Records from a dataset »
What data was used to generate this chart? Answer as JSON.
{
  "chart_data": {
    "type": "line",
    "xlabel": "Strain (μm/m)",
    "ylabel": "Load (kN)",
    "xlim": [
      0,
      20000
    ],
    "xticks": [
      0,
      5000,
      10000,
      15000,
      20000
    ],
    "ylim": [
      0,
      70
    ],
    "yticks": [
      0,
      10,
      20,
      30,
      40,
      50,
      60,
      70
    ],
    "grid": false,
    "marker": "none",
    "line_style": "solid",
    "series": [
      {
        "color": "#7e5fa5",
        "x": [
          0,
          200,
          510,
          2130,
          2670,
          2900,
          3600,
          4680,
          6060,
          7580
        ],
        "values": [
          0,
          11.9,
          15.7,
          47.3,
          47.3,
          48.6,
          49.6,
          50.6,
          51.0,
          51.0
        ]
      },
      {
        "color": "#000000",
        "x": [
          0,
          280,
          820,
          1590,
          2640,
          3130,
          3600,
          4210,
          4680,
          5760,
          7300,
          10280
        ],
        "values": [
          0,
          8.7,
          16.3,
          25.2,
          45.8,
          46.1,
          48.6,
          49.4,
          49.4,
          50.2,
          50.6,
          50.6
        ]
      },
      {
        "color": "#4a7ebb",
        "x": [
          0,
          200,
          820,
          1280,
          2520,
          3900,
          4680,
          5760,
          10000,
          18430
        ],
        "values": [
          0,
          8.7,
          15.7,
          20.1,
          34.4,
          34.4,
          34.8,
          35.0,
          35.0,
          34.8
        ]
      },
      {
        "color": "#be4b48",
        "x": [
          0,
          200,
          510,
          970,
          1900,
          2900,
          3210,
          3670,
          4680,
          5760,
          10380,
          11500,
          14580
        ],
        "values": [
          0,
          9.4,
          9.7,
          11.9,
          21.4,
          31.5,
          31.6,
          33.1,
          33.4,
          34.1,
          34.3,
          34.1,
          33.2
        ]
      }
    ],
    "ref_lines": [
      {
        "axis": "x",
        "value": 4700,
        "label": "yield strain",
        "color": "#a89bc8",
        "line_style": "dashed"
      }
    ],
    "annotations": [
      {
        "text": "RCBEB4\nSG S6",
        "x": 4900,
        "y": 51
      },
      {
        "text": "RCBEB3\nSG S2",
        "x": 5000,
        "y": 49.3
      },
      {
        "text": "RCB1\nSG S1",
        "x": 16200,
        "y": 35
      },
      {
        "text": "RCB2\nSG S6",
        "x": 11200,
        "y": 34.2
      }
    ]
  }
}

What is needed »
Copy each line above containing the string "color".

Reply to the exercise »
        "color": "#7e5fa5",
        "color": "#000000",
        "color": "#4a7ebb",
        "color": "#be4b48",
        "color": "#a89bc8",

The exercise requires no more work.